* _Exercise aim_
Repeat every entry word for word, skipping the pictures.

* _Extracted information_
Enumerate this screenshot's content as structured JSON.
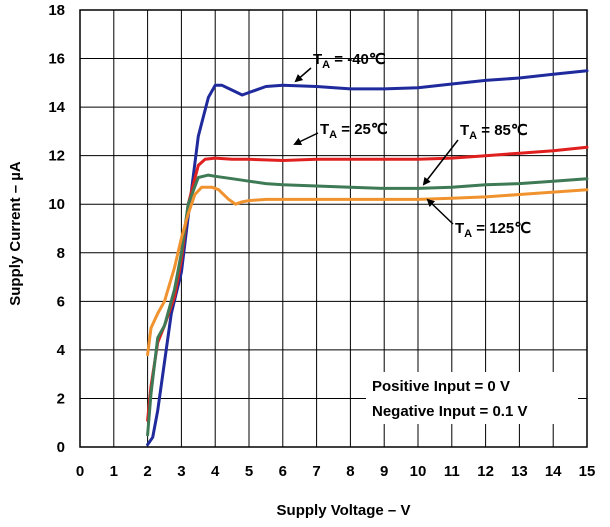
{
  "chart_data": {
    "type": "line",
    "xlabel": "Supply Voltage – V",
    "ylabel": "Supply Current – µA",
    "xlim": [
      0,
      15
    ],
    "ylim": [
      0,
      18
    ],
    "x_ticks": [
      "0",
      "1",
      "2",
      "3",
      "4",
      "5",
      "6",
      "7",
      "8",
      "9",
      "10",
      "11",
      "12",
      "13",
      "14",
      "15"
    ],
    "y_ticks": [
      "0",
      "2",
      "4",
      "6",
      "8",
      "10",
      "12",
      "14",
      "16",
      "18"
    ],
    "grid": true,
    "legend": "none",
    "series": [
      {
        "name": "T_A = -40°C",
        "label_prefix": "T",
        "label_sub": "A",
        "label_suffix": " = -40℃",
        "color": "#1f2a9c",
        "x": [
          2.0,
          2.15,
          2.3,
          2.5,
          2.7,
          3.0,
          3.2,
          3.5,
          3.8,
          4.0,
          4.2,
          4.5,
          4.8,
          5.0,
          5.5,
          6.0,
          7.0,
          8.0,
          9.0,
          10.0,
          11.0,
          12.0,
          13.0,
          14.0,
          15.0
        ],
        "y": [
          0.1,
          0.4,
          1.5,
          3.5,
          5.5,
          7.2,
          9.5,
          12.8,
          14.4,
          14.9,
          14.9,
          14.7,
          14.5,
          14.6,
          14.85,
          14.9,
          14.85,
          14.75,
          14.75,
          14.8,
          14.95,
          15.1,
          15.2,
          15.35,
          15.5
        ]
      },
      {
        "name": "T_A = 25°C",
        "label_prefix": "T",
        "label_sub": "A",
        "label_suffix": " = 25℃",
        "color": "#e0201f",
        "x": [
          2.0,
          2.1,
          2.3,
          2.5,
          2.8,
          3.0,
          3.2,
          3.5,
          3.7,
          4.0,
          4.5,
          5.0,
          6.0,
          7.0,
          8.0,
          9.0,
          10.0,
          11.0,
          12.0,
          13.0,
          14.0,
          15.0
        ],
        "y": [
          1.1,
          2.5,
          4.3,
          5.0,
          6.2,
          7.7,
          10.0,
          11.6,
          11.85,
          11.9,
          11.85,
          11.85,
          11.8,
          11.85,
          11.85,
          11.85,
          11.85,
          11.9,
          12.0,
          12.1,
          12.2,
          12.35
        ]
      },
      {
        "name": "T_A = 85°C",
        "label_prefix": "T",
        "label_sub": "A",
        "label_suffix": " = 85℃",
        "color": "#3d7a55",
        "x": [
          2.0,
          2.1,
          2.3,
          2.5,
          2.8,
          3.0,
          3.2,
          3.5,
          3.8,
          4.0,
          4.5,
          5.0,
          5.5,
          6.0,
          7.0,
          8.0,
          9.0,
          10.0,
          11.0,
          12.0,
          13.0,
          14.0,
          15.0
        ],
        "y": [
          0.5,
          2.2,
          4.5,
          5.0,
          6.5,
          8.0,
          10.0,
          11.1,
          11.2,
          11.15,
          11.05,
          10.95,
          10.85,
          10.8,
          10.75,
          10.7,
          10.65,
          10.65,
          10.7,
          10.8,
          10.85,
          10.95,
          11.05
        ]
      },
      {
        "name": "T_A = 125°C",
        "label_prefix": "T",
        "label_sub": "A",
        "label_suffix": " = 125℃",
        "color": "#f0922e",
        "x": [
          2.0,
          2.1,
          2.3,
          2.5,
          2.8,
          3.0,
          3.2,
          3.4,
          3.6,
          3.9,
          4.1,
          4.4,
          4.6,
          4.8,
          5.0,
          5.5,
          6.0,
          7.0,
          8.0,
          9.0,
          10.0,
          11.0,
          12.0,
          13.0,
          14.0,
          15.0
        ],
        "y": [
          3.8,
          4.9,
          5.5,
          6.0,
          7.4,
          8.6,
          9.6,
          10.4,
          10.7,
          10.7,
          10.6,
          10.2,
          10.0,
          10.1,
          10.15,
          10.2,
          10.2,
          10.2,
          10.2,
          10.2,
          10.2,
          10.25,
          10.3,
          10.4,
          10.5,
          10.6
        ]
      }
    ],
    "annotations": [
      {
        "text": "Positive Input = 0 V"
      },
      {
        "text": "Negative Input = 0.1 V"
      }
    ]
  }
}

* _Response_
Enumerate this screenshot's content as structured JSON.
{
  "chart_data": {
    "type": "line",
    "xlabel": "Supply Voltage – V",
    "ylabel": "Supply Current – µA",
    "xlim": [
      0,
      15
    ],
    "ylim": [
      0,
      18
    ],
    "x_ticks": [
      "0",
      "1",
      "2",
      "3",
      "4",
      "5",
      "6",
      "7",
      "8",
      "9",
      "10",
      "11",
      "12",
      "13",
      "14",
      "15"
    ],
    "y_ticks": [
      "0",
      "2",
      "4",
      "6",
      "8",
      "10",
      "12",
      "14",
      "16",
      "18"
    ],
    "grid": true,
    "legend": "none",
    "series": [
      {
        "name": "T_A = -40°C",
        "label_prefix": "T",
        "label_sub": "A",
        "label_suffix": " = -40℃",
        "color": "#1f2a9c",
        "x": [
          2.0,
          2.15,
          2.3,
          2.5,
          2.7,
          3.0,
          3.2,
          3.5,
          3.8,
          4.0,
          4.2,
          4.5,
          4.8,
          5.0,
          5.5,
          6.0,
          7.0,
          8.0,
          9.0,
          10.0,
          11.0,
          12.0,
          13.0,
          14.0,
          15.0
        ],
        "y": [
          0.1,
          0.4,
          1.5,
          3.5,
          5.5,
          7.2,
          9.5,
          12.8,
          14.4,
          14.9,
          14.9,
          14.7,
          14.5,
          14.6,
          14.85,
          14.9,
          14.85,
          14.75,
          14.75,
          14.8,
          14.95,
          15.1,
          15.2,
          15.35,
          15.5
        ]
      },
      {
        "name": "T_A = 25°C",
        "label_prefix": "T",
        "label_sub": "A",
        "label_suffix": " = 25℃",
        "color": "#e0201f",
        "x": [
          2.0,
          2.1,
          2.3,
          2.5,
          2.8,
          3.0,
          3.2,
          3.5,
          3.7,
          4.0,
          4.5,
          5.0,
          6.0,
          7.0,
          8.0,
          9.0,
          10.0,
          11.0,
          12.0,
          13.0,
          14.0,
          15.0
        ],
        "y": [
          1.1,
          2.5,
          4.3,
          5.0,
          6.2,
          7.7,
          10.0,
          11.6,
          11.85,
          11.9,
          11.85,
          11.85,
          11.8,
          11.85,
          11.85,
          11.85,
          11.85,
          11.9,
          12.0,
          12.1,
          12.2,
          12.35
        ]
      },
      {
        "name": "T_A = 85°C",
        "label_prefix": "T",
        "label_sub": "A",
        "label_suffix": " = 85℃",
        "color": "#3d7a55",
        "x": [
          2.0,
          2.1,
          2.3,
          2.5,
          2.8,
          3.0,
          3.2,
          3.5,
          3.8,
          4.0,
          4.5,
          5.0,
          5.5,
          6.0,
          7.0,
          8.0,
          9.0,
          10.0,
          11.0,
          12.0,
          13.0,
          14.0,
          15.0
        ],
        "y": [
          0.5,
          2.2,
          4.5,
          5.0,
          6.5,
          8.0,
          10.0,
          11.1,
          11.2,
          11.15,
          11.05,
          10.95,
          10.85,
          10.8,
          10.75,
          10.7,
          10.65,
          10.65,
          10.7,
          10.8,
          10.85,
          10.95,
          11.05
        ]
      },
      {
        "name": "T_A = 125°C",
        "label_prefix": "T",
        "label_sub": "A",
        "label_suffix": " = 125℃",
        "color": "#f0922e",
        "x": [
          2.0,
          2.1,
          2.3,
          2.5,
          2.8,
          3.0,
          3.2,
          3.4,
          3.6,
          3.9,
          4.1,
          4.4,
          4.6,
          4.8,
          5.0,
          5.5,
          6.0,
          7.0,
          8.0,
          9.0,
          10.0,
          11.0,
          12.0,
          13.0,
          14.0,
          15.0
        ],
        "y": [
          3.8,
          4.9,
          5.5,
          6.0,
          7.4,
          8.6,
          9.6,
          10.4,
          10.7,
          10.7,
          10.6,
          10.2,
          10.0,
          10.1,
          10.15,
          10.2,
          10.2,
          10.2,
          10.2,
          10.2,
          10.2,
          10.25,
          10.3,
          10.4,
          10.5,
          10.6
        ]
      }
    ],
    "annotations": [
      {
        "text": "Positive Input = 0 V"
      },
      {
        "text": "Negative Input = 0.1 V"
      }
    ]
  }
}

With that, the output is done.